══ ROWS ══

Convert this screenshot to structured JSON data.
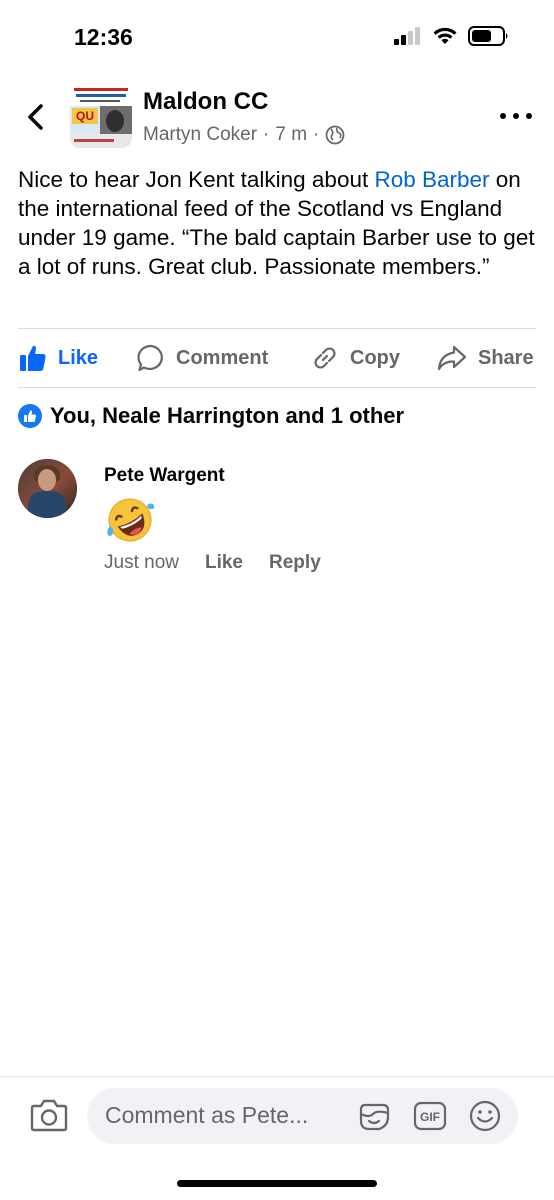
{
  "status_bar": {
    "time": "12:36"
  },
  "header": {
    "group_name": "Maldon CC",
    "author": "Martyn Coker",
    "separator": "·",
    "time_ago": "7 m",
    "audience_icon": "globe-icon",
    "avatar_text": "QU"
  },
  "post": {
    "text_before_link": "Nice to hear Jon Kent talking about ",
    "link_text": "Rob Barber",
    "text_after_link": " on the international feed of the Scotland vs England under 19 game. “The bald captain Barber use to get a lot of runs. Great club. Passionate members.”"
  },
  "actions": {
    "like": "Like",
    "comment": "Comment",
    "copy": "Copy",
    "share": "Share"
  },
  "reactions": {
    "summary": "You, Neale Harrington and 1 other"
  },
  "comment": {
    "author": "Pete Wargent",
    "emoji": "rolling-on-floor-laughing",
    "time": "Just now",
    "like_label": "Like",
    "reply_label": "Reply"
  },
  "composer": {
    "placeholder": "Comment as Pete...",
    "gif_label": "GIF"
  },
  "colors": {
    "accent": "#0866FF",
    "link": "#0064D1",
    "secondary_text": "#65676B",
    "input_bg": "#F0F2F5"
  }
}
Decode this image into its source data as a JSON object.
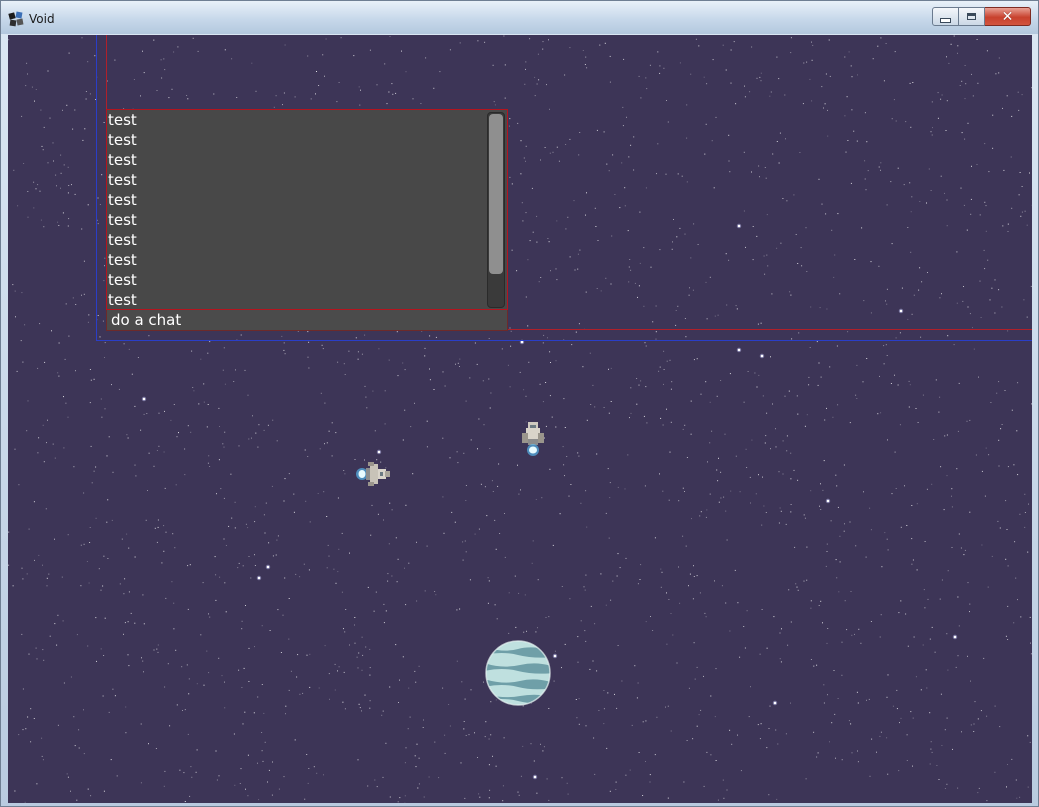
{
  "window": {
    "title": "Void",
    "icons": {
      "app": "void-app-icon",
      "minimize": "minimize-icon",
      "maximize": "maximize-icon",
      "close": "close-icon"
    }
  },
  "chat": {
    "lines": [
      "test",
      "test",
      "test",
      "test",
      "test",
      "test",
      "test",
      "test",
      "test",
      "test"
    ],
    "input_value": "do a chat"
  },
  "scene": {
    "background": "#3d3557",
    "sprites": [
      "ship-icon",
      "ship-icon",
      "planet-icon"
    ]
  },
  "colors": {
    "space": "#3d3557",
    "chat_border": "#b4141e",
    "guide_blue": "#2a3ec8",
    "planet": "#8fc0c6"
  }
}
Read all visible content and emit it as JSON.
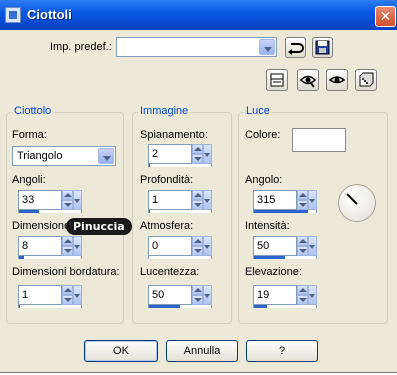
{
  "window": {
    "title": "Ciottoli",
    "close_label": "✕"
  },
  "preset": {
    "label": "Imp. predef.:",
    "value": ""
  },
  "icons": {
    "reset": "reset-icon",
    "save": "save-icon",
    "toolbar": [
      "preview-window-icon",
      "proof-icon",
      "eye-icon",
      "randomize-dice-icon"
    ]
  },
  "group_ciottolo": {
    "title": "Ciottolo",
    "forma_label": "Forma:",
    "forma_value": "Triangolo",
    "angoli_label": "Angoli:",
    "angoli_value": "33",
    "angoli_level": 0.33,
    "dimensione_label": "Dimensione",
    "dimensione_value": "8",
    "dimensione_level": 0.08,
    "bordatura_label": "Dimensioni bordatura:",
    "bordatura_value": "1",
    "bordatura_level": 0.01
  },
  "group_immagine": {
    "title": "Immagine",
    "spianamento_label": "Spianamento:",
    "spianamento_value": "2",
    "spianamento_level": 0.02,
    "profondita_label": "Profondità:",
    "profondita_value": "1",
    "profondita_level": 0.01,
    "atmosfera_label": "Atmosfera:",
    "atmosfera_value": "0",
    "atmosfera_level": 0,
    "lucentezza_label": "Lucentezza:",
    "lucentezza_value": "50",
    "lucentezza_level": 0.5
  },
  "group_luce": {
    "title": "Luce",
    "colore_label": "Colore:",
    "colore_value": "#ffffff",
    "angolo_label": "Angolo:",
    "angolo_value": "315",
    "angolo_level": 0.875,
    "intensita_label": "Intensità:",
    "intensita_value": "50",
    "intensita_level": 0.5,
    "elevazione_label": "Elevazione:",
    "elevazione_value": "19",
    "elevazione_level": 0.21
  },
  "watermark": "Pinuccia",
  "buttons": {
    "ok": "OK",
    "cancel": "Annulla",
    "help": "?"
  },
  "colors": {
    "titlebar": "#0b5ae3",
    "group_title": "#0046d5",
    "dialog_bg": "#ece9d8"
  }
}
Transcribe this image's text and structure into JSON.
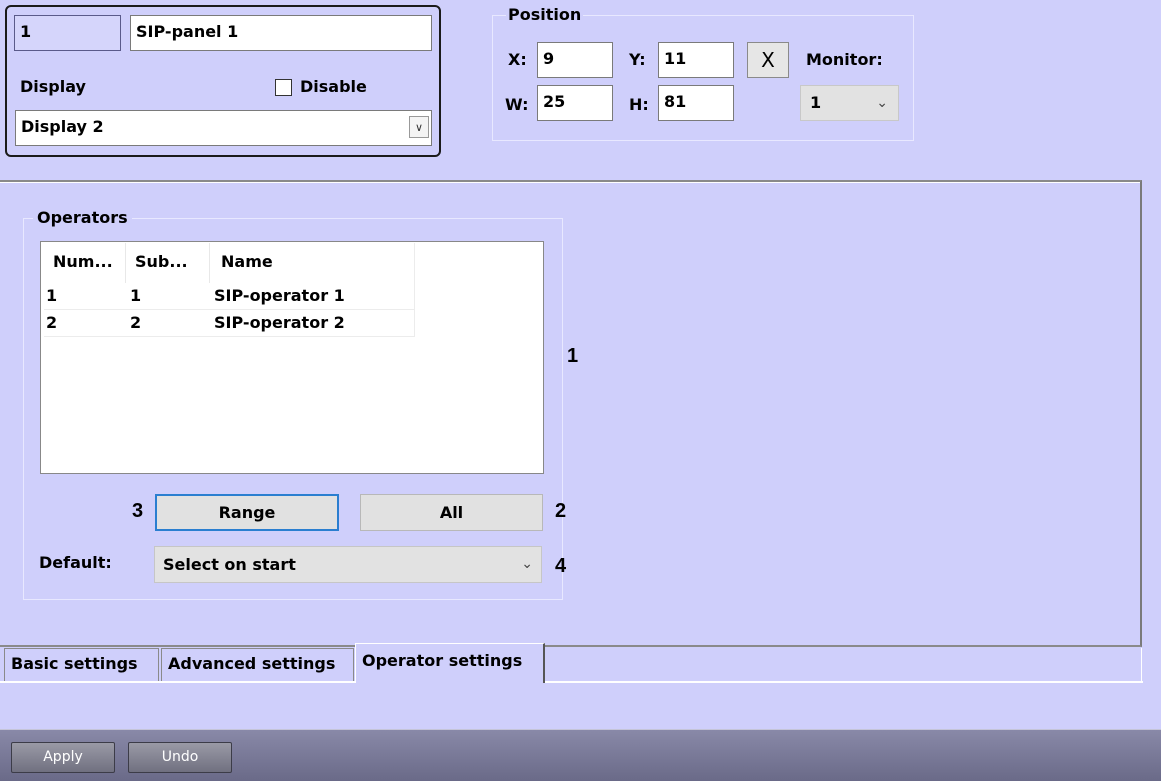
{
  "object": {
    "number": "1",
    "name": "SIP-panel 1",
    "display_label": "Display",
    "disable_label": "Disable",
    "disable_checked": false,
    "display_value": "Display 2"
  },
  "position": {
    "title": "Position",
    "x_label": "X:",
    "x_value": "9",
    "y_label": "Y:",
    "y_value": "11",
    "w_label": "W:",
    "w_value": "25",
    "h_label": "H:",
    "h_value": "81",
    "reset_label": "X",
    "monitor_label": "Monitor:",
    "monitor_value": "1"
  },
  "operators": {
    "title": "Operators",
    "columns": [
      "Num...",
      "Sub...",
      "Name"
    ],
    "rows": [
      [
        "1",
        "1",
        "SIP-operator 1"
      ],
      [
        "2",
        "2",
        "SIP-operator 2"
      ]
    ],
    "range_label": "Range",
    "all_label": "All",
    "default_label": "Default:",
    "default_value": "Select on start"
  },
  "callouts": {
    "c1": "1",
    "c2": "2",
    "c3": "3",
    "c4": "4"
  },
  "tabs": [
    {
      "label": "Basic settings"
    },
    {
      "label": "Advanced settings"
    },
    {
      "label": "Operator settings",
      "active": true
    }
  ],
  "footer": {
    "apply_label": "Apply",
    "undo_label": "Undo"
  }
}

═══

DIRECTIVE
Set down the material above as is, without any pictures.

RESULT OF THE EXERCISE
Convert this screenshot to structured JSON data.
{
  "status_bar": {
    "time": "12:36"
  },
  "header": {
    "group_name": "Maldon CC",
    "author": "Martyn Coker",
    "separator": "·",
    "time_ago": "7 m",
    "audience_icon": "globe-icon",
    "avatar_text": "QU"
  },
  "post": {
    "text_before_link": "Nice to hear Jon Kent talking about ",
    "link_text": "Rob Barber",
    "text_after_link": " on the international feed of the Scotland vs England under 19 game. “The bald captain Barber use to get a lot of runs. Great club. Passionate members.”"
  },
  "actions": {
    "like": "Like",
    "comment": "Comment",
    "copy": "Copy",
    "share": "Share"
  },
  "reactions": {
    "summary": "You, Neale Harrington and 1 other"
  },
  "comment": {
    "author": "Pete Wargent",
    "emoji": "rolling-on-floor-laughing",
    "time": "Just now",
    "like_label": "Like",
    "reply_label": "Reply"
  },
  "composer": {
    "placeholder": "Comment as Pete...",
    "gif_label": "GIF"
  },
  "colors": {
    "accent": "#0866FF",
    "link": "#0064D1",
    "secondary_text": "#65676B",
    "input_bg": "#F0F2F5"
  }
}
Decode this image into its source data as a JSON object.
{
  "window": {
    "title": "Void",
    "icons": {
      "app": "void-app-icon",
      "minimize": "minimize-icon",
      "maximize": "maximize-icon",
      "close": "close-icon"
    }
  },
  "chat": {
    "lines": [
      "test",
      "test",
      "test",
      "test",
      "test",
      "test",
      "test",
      "test",
      "test",
      "test"
    ],
    "input_value": "do a chat"
  },
  "scene": {
    "background": "#3d3557",
    "sprites": [
      "ship-icon",
      "ship-icon",
      "planet-icon"
    ]
  },
  "colors": {
    "space": "#3d3557",
    "chat_border": "#b4141e",
    "guide_blue": "#2a3ec8",
    "planet": "#8fc0c6"
  }
}
Read all visible content and emit it as JSON.
{
  "window": {
    "title": "Ciottoli",
    "close_label": "✕"
  },
  "preset": {
    "label": "Imp. predef.:",
    "value": ""
  },
  "icons": {
    "reset": "reset-icon",
    "save": "save-icon",
    "toolbar": [
      "preview-window-icon",
      "proof-icon",
      "eye-icon",
      "randomize-dice-icon"
    ]
  },
  "group_ciottolo": {
    "title": "Ciottolo",
    "forma_label": "Forma:",
    "forma_value": "Triangolo",
    "angoli_label": "Angoli:",
    "angoli_value": "33",
    "angoli_level": 0.33,
    "dimensione_label": "Dimensione",
    "dimensione_value": "8",
    "dimensione_level": 0.08,
    "bordatura_label": "Dimensioni bordatura:",
    "bordatura_value": "1",
    "bordatura_level": 0.01
  },
  "group_immagine": {
    "title": "Immagine",
    "spianamento_label": "Spianamento:",
    "spianamento_value": "2",
    "spianamento_level": 0.02,
    "profondita_label": "Profondità:",
    "profondita_value": "1",
    "profondita_level": 0.01,
    "atmosfera_label": "Atmosfera:",
    "atmosfera_value": "0",
    "atmosfera_level": 0,
    "lucentezza_label": "Lucentezza:",
    "lucentezza_value": "50",
    "lucentezza_level": 0.5
  },
  "group_luce": {
    "title": "Luce",
    "colore_label": "Colore:",
    "colore_value": "#ffffff",
    "angolo_label": "Angolo:",
    "angolo_value": "315",
    "angolo_level": 0.875,
    "intensita_label": "Intensità:",
    "intensita_value": "50",
    "intensita_level": 0.5,
    "elevazione_label": "Elevazione:",
    "elevazione_value": "19",
    "elevazione_level": 0.21
  },
  "watermark": "Pinuccia",
  "buttons": {
    "ok": "OK",
    "cancel": "Annulla",
    "help": "?"
  },
  "colors": {
    "titlebar": "#0b5ae3",
    "group_title": "#0046d5",
    "dialog_bg": "#ece9d8"
  }
}
Transcribe this image's text and structure into JSON.
{
  "object": {
    "number": "1",
    "name": "SIP-panel 1",
    "display_label": "Display",
    "disable_label": "Disable",
    "disable_checked": false,
    "display_value": "Display 2"
  },
  "position": {
    "title": "Position",
    "x_label": "X:",
    "x_value": "9",
    "y_label": "Y:",
    "y_value": "11",
    "w_label": "W:",
    "w_value": "25",
    "h_label": "H:",
    "h_value": "81",
    "reset_label": "X",
    "monitor_label": "Monitor:",
    "monitor_value": "1"
  },
  "operators": {
    "title": "Operators",
    "columns": [
      "Num...",
      "Sub...",
      "Name"
    ],
    "rows": [
      [
        "1",
        "1",
        "SIP-operator 1"
      ],
      [
        "2",
        "2",
        "SIP-operator 2"
      ]
    ],
    "range_label": "Range",
    "all_label": "All",
    "default_label": "Default:",
    "default_value": "Select on start"
  },
  "callouts": {
    "c1": "1",
    "c2": "2",
    "c3": "3",
    "c4": "4"
  },
  "tabs": [
    {
      "label": "Basic settings"
    },
    {
      "label": "Advanced settings"
    },
    {
      "label": "Operator settings",
      "active": true
    }
  ],
  "footer": {
    "apply_label": "Apply",
    "undo_label": "Undo"
  }
}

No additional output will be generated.